ITEMS
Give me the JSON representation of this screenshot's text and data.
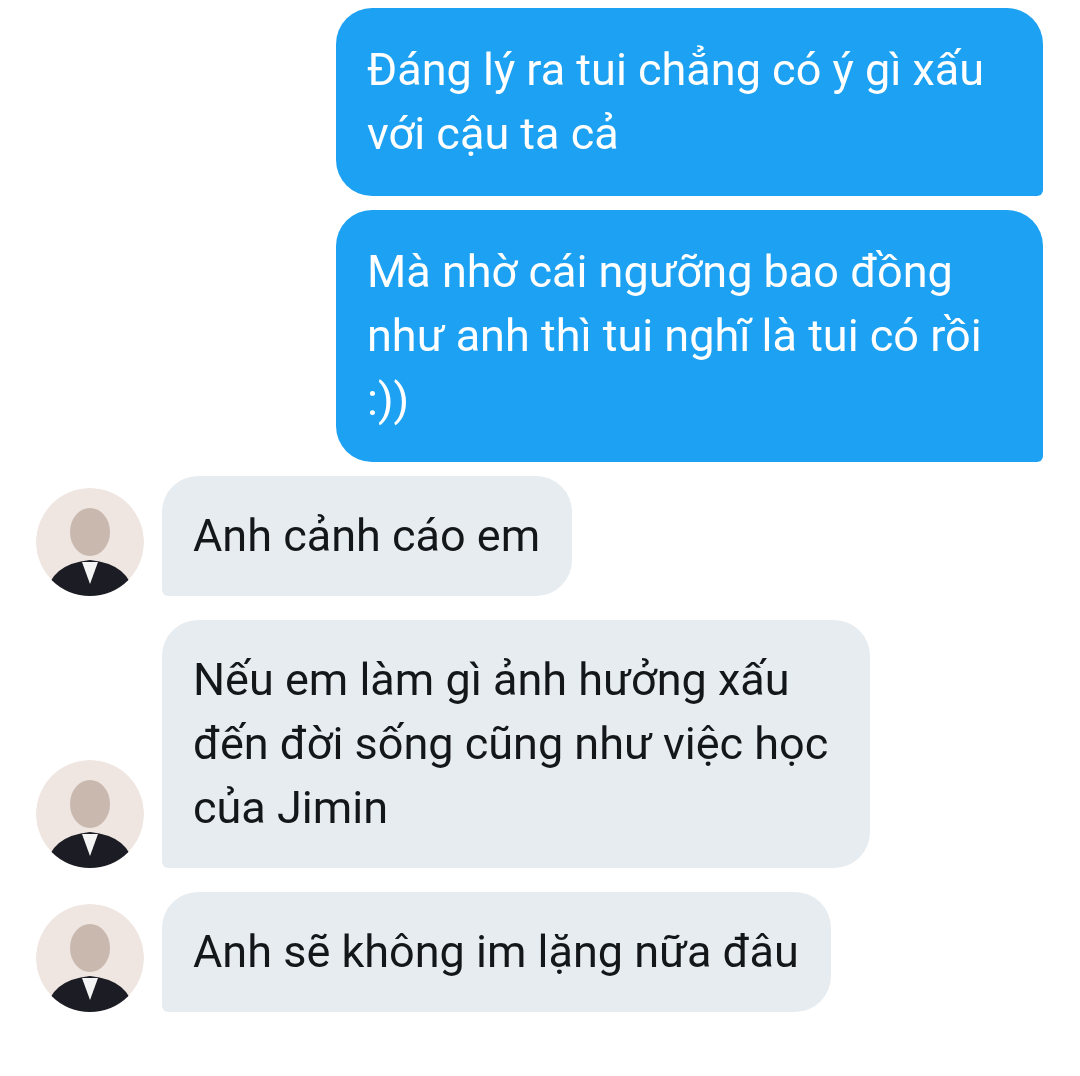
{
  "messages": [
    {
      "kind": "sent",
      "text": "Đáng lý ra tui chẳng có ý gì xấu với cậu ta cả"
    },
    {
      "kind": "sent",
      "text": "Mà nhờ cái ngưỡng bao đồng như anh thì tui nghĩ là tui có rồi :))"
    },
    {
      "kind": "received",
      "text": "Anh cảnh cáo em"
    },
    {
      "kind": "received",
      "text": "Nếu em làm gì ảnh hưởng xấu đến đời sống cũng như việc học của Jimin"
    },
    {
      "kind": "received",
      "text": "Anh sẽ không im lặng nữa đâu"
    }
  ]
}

==

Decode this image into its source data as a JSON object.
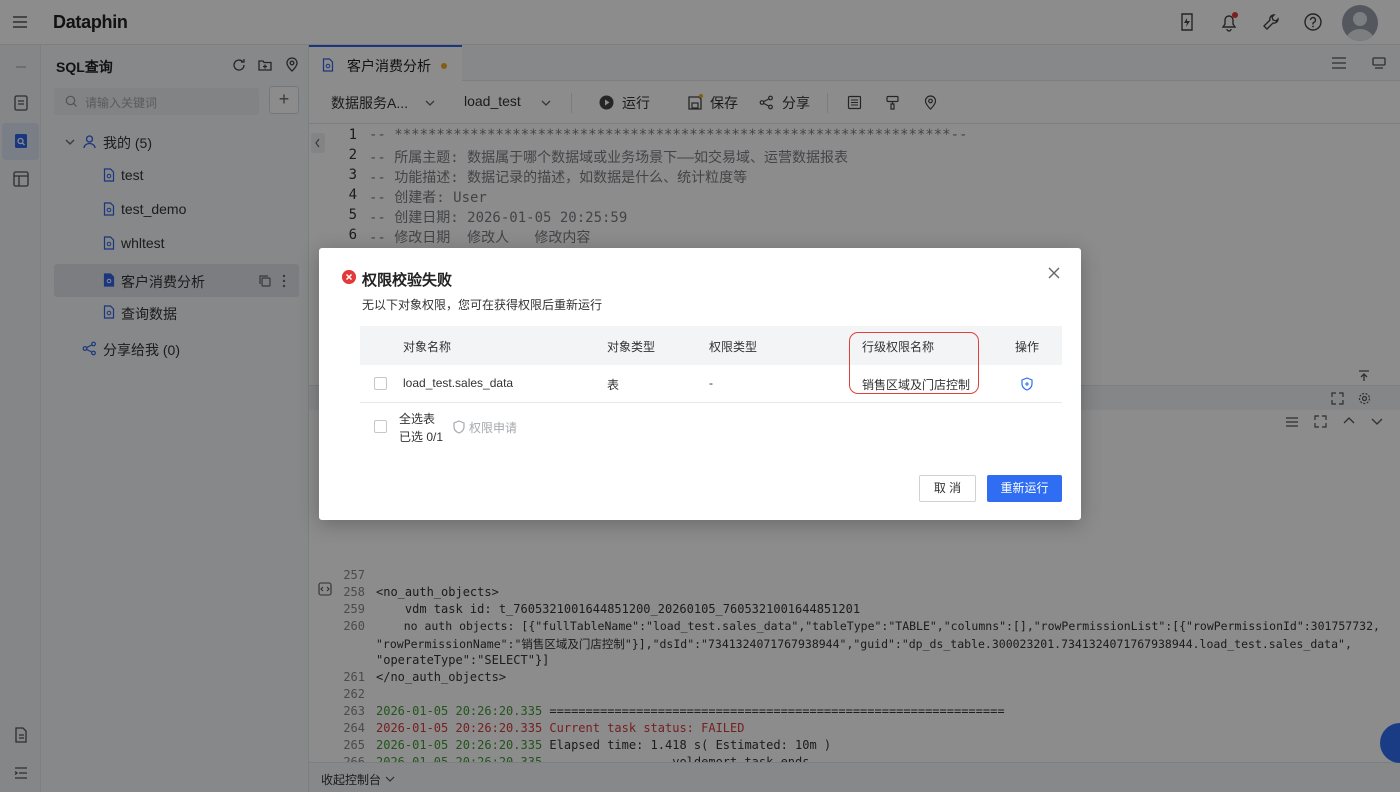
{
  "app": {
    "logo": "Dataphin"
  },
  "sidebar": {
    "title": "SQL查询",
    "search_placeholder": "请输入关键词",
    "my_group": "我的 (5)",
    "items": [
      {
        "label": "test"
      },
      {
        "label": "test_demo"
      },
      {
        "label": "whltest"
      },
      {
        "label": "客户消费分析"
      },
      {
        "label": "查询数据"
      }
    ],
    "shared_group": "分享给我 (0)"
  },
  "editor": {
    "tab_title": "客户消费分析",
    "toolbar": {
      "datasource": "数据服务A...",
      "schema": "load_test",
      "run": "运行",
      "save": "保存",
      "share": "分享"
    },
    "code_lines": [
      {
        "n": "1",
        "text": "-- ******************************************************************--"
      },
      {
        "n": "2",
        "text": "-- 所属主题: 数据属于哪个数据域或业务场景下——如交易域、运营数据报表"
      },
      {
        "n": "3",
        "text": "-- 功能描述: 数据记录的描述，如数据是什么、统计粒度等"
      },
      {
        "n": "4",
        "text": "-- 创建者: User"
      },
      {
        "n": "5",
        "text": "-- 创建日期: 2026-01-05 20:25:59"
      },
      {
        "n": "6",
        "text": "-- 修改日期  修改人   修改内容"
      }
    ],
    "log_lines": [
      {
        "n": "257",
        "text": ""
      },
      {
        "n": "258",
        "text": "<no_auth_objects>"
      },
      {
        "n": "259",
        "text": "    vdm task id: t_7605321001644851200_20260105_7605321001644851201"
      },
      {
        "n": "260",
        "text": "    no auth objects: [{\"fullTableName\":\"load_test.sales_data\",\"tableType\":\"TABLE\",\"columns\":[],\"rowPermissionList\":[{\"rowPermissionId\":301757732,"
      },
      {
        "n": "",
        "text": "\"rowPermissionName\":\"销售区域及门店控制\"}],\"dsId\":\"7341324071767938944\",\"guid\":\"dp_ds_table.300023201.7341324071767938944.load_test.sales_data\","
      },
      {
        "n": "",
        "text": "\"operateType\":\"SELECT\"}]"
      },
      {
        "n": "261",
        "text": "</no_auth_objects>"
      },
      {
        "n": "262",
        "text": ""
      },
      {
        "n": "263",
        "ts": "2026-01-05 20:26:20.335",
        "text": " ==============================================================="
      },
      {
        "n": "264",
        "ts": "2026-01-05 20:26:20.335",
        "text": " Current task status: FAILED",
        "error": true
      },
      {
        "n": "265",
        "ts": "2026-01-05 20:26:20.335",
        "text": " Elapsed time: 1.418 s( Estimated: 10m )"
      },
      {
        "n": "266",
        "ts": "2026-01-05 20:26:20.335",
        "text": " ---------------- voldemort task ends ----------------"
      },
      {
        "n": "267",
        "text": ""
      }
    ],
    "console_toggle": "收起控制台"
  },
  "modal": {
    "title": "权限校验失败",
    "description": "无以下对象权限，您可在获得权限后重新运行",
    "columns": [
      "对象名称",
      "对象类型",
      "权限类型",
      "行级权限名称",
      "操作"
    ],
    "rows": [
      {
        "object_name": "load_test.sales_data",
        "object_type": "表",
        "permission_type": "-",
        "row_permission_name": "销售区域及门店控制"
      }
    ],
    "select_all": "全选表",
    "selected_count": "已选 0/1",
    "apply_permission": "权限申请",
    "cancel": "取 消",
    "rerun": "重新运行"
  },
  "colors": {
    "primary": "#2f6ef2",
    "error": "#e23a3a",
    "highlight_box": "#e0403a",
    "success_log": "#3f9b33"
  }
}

SHORT EXERCISE
Which lines of the data above contain "label"? Copy each one.

FINAL ANSWER
        "label": "test"
        "label": "test_demo"
        "label": "whltest"
        "label": "客户消费分析"
        "label": "查询数据"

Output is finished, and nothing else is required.